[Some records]
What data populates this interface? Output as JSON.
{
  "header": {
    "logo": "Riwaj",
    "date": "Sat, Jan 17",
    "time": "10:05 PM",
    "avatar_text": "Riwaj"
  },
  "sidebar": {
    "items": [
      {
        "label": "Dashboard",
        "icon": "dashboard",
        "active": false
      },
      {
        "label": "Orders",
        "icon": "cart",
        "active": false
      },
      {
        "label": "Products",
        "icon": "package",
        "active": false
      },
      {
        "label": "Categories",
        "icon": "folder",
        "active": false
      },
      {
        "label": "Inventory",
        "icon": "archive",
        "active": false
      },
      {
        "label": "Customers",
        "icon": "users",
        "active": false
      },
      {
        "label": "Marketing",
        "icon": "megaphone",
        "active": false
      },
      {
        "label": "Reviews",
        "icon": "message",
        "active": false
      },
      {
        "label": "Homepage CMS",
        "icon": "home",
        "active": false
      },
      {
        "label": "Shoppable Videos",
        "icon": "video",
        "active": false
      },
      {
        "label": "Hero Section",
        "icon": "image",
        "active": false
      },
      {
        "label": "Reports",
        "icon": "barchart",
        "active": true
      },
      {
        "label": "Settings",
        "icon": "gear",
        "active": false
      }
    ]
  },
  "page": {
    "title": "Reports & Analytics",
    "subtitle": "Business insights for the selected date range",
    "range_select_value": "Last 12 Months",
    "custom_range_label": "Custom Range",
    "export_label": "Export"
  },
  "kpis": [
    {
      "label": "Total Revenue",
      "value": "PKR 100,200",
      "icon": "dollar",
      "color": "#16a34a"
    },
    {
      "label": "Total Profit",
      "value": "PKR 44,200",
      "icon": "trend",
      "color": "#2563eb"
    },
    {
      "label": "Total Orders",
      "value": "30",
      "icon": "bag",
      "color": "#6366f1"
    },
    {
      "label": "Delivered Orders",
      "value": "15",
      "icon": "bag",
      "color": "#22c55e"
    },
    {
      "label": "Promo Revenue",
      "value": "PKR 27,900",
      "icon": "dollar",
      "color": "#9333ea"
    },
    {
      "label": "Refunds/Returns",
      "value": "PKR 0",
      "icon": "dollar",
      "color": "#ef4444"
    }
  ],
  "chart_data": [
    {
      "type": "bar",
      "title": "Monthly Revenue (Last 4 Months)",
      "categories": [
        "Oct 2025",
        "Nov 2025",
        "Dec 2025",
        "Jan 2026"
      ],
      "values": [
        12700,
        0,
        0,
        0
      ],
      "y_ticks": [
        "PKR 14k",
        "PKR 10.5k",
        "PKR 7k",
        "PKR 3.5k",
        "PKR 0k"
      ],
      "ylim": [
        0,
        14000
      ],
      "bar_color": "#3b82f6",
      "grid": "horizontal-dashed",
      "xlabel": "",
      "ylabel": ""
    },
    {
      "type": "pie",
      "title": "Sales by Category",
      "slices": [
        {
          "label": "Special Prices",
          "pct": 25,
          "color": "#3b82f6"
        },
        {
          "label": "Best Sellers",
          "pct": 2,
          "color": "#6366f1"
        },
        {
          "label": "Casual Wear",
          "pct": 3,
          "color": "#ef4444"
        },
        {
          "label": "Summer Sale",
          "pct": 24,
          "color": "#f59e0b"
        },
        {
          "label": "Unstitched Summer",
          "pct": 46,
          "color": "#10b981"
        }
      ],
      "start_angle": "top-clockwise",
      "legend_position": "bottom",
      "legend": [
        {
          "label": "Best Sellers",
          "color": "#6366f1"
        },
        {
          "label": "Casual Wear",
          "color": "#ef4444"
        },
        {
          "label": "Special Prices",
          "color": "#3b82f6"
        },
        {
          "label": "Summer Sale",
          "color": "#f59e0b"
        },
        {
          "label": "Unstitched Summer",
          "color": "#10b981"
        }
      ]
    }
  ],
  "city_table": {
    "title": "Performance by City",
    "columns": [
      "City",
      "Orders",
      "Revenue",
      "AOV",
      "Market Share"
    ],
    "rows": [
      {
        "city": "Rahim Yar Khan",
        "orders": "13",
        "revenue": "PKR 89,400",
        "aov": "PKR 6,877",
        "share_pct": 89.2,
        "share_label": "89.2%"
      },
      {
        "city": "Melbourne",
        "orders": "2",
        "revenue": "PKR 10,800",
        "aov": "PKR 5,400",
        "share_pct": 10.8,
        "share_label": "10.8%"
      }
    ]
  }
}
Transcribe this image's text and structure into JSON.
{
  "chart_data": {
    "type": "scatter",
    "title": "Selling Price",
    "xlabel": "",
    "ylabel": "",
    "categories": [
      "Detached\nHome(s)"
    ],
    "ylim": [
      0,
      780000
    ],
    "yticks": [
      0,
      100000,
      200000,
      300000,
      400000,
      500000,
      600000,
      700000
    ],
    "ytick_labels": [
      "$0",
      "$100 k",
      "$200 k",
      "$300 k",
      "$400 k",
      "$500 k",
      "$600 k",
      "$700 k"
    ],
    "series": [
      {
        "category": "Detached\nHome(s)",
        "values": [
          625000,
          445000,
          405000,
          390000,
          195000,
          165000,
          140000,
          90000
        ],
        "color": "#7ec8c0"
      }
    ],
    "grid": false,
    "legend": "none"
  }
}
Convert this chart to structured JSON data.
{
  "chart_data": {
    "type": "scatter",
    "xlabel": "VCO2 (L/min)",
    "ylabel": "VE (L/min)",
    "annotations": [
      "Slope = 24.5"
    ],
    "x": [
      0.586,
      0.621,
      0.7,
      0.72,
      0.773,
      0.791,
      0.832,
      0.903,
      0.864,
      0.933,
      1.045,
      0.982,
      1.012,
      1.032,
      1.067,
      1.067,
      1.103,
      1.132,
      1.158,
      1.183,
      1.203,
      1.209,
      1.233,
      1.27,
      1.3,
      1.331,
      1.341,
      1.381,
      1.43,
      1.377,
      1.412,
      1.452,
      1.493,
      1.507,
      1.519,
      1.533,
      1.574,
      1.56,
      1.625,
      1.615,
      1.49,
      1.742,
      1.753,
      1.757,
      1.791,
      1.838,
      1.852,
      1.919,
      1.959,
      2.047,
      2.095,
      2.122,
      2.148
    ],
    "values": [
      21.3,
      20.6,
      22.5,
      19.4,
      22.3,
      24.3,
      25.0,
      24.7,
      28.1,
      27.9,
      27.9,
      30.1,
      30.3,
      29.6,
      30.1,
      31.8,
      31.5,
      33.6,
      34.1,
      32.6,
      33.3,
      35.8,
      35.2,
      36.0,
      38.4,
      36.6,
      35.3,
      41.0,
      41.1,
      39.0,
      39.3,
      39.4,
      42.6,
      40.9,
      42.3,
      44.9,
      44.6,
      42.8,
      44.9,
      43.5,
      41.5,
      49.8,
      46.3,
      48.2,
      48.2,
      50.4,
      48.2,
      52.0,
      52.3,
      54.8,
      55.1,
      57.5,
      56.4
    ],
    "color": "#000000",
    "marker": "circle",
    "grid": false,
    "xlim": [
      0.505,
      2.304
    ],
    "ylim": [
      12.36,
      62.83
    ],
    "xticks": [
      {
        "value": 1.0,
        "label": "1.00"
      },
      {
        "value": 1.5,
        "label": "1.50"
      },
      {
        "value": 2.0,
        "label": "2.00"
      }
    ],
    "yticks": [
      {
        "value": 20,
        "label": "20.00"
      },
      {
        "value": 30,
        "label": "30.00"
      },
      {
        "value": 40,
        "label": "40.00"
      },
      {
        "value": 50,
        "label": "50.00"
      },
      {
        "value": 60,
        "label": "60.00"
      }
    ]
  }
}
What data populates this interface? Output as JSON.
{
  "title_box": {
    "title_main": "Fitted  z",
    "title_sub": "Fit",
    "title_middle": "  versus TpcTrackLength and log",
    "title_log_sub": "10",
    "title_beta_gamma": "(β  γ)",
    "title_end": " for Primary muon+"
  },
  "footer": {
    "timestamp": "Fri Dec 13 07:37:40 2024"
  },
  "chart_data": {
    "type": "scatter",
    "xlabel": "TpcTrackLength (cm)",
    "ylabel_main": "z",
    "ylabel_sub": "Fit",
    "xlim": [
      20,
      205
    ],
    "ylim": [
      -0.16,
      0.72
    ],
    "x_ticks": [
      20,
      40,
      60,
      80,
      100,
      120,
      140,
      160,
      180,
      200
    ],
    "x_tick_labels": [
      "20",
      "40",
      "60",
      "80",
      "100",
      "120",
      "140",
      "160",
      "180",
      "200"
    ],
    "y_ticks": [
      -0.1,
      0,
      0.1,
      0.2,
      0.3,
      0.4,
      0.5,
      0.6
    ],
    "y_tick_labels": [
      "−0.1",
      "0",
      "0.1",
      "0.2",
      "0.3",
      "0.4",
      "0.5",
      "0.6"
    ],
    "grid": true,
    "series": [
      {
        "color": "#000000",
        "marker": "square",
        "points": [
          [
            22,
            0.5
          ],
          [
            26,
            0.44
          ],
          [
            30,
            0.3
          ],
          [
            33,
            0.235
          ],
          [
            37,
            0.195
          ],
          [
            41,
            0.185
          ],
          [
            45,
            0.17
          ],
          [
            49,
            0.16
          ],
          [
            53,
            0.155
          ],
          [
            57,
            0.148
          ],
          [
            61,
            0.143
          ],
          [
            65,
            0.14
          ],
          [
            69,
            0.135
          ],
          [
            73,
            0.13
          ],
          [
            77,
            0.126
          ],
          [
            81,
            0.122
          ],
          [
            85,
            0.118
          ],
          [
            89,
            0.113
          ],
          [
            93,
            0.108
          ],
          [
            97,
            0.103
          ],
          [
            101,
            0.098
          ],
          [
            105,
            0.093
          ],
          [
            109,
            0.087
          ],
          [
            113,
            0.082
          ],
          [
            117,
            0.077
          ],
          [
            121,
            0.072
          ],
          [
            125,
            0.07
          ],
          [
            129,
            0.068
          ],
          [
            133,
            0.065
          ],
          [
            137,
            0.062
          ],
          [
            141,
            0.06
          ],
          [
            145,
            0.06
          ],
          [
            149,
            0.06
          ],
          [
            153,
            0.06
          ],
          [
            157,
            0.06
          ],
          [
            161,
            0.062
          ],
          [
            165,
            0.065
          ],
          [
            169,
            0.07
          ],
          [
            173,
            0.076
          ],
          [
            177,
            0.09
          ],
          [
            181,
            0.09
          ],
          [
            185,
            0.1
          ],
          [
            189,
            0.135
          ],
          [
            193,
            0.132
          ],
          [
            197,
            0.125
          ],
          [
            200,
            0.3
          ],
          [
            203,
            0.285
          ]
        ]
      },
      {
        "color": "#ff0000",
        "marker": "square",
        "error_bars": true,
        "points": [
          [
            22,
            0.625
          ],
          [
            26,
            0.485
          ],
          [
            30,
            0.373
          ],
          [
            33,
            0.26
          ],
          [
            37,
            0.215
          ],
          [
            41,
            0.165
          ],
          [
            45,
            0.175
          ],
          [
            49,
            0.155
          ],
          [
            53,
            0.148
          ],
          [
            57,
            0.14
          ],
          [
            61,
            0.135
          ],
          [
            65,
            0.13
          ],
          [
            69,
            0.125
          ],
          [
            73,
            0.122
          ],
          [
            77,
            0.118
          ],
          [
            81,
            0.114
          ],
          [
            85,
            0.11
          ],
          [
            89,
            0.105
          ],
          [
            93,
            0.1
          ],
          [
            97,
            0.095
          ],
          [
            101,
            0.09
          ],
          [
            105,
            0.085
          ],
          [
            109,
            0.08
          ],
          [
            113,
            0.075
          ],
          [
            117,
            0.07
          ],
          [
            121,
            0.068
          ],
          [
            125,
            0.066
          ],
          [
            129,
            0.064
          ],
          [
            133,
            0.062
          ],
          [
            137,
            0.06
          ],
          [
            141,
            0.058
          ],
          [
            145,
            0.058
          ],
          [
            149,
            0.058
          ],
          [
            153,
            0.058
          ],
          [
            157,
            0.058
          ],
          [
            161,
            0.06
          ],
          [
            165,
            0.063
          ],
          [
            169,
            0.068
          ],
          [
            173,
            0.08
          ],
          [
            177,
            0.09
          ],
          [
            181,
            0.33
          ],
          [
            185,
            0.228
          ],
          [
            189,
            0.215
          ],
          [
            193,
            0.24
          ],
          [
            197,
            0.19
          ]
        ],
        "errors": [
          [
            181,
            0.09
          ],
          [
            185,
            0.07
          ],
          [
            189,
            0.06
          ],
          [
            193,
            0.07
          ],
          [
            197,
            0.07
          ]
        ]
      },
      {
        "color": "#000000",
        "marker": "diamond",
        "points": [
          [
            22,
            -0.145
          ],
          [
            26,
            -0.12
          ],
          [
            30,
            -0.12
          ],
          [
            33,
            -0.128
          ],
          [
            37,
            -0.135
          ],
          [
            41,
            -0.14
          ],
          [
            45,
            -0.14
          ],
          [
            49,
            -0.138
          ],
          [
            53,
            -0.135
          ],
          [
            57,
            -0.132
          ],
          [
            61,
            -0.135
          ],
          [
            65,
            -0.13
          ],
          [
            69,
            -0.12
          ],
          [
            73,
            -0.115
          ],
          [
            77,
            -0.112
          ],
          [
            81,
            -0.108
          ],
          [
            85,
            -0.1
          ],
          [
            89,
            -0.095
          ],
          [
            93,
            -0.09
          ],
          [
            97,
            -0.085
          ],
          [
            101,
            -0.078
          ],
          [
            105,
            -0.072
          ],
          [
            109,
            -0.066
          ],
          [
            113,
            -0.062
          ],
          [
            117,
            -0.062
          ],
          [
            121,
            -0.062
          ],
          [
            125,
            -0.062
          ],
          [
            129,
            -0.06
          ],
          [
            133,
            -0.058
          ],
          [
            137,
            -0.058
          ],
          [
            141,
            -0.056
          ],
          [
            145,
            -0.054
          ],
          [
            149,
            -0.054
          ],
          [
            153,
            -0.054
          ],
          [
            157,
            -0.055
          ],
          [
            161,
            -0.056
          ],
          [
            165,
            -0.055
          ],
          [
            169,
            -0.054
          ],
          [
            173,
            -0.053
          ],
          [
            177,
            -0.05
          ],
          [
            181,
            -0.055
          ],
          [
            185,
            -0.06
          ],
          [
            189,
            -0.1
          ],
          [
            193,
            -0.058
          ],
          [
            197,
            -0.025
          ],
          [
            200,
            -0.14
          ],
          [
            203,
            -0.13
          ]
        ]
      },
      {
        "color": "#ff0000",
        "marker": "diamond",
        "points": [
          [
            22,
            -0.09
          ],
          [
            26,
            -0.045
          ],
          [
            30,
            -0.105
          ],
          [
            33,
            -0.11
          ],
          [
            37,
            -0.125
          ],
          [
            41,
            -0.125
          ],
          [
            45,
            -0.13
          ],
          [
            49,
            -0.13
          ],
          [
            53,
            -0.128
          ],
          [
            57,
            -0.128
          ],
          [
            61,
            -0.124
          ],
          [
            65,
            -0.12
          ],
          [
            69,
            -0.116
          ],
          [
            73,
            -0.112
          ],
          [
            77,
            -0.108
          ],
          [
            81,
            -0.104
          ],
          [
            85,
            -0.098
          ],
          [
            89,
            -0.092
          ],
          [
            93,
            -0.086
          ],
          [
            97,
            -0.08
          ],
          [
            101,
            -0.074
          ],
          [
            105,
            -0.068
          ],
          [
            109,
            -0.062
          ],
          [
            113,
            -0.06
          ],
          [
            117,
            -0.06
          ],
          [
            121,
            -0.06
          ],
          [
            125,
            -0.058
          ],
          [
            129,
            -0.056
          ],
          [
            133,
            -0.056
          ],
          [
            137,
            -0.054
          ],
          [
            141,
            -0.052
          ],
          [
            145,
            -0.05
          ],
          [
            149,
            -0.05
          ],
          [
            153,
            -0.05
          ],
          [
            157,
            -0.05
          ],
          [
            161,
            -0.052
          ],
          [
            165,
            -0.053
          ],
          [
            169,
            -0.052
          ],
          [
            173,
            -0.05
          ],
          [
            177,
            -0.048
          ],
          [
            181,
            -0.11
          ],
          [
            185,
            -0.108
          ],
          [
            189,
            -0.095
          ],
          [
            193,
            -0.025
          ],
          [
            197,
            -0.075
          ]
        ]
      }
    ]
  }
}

Stated goal:
Collect each line holding the string "nHome".

Correct result:
      "Detached\nHome(s)"
        "category": "Detached\nHome(s)",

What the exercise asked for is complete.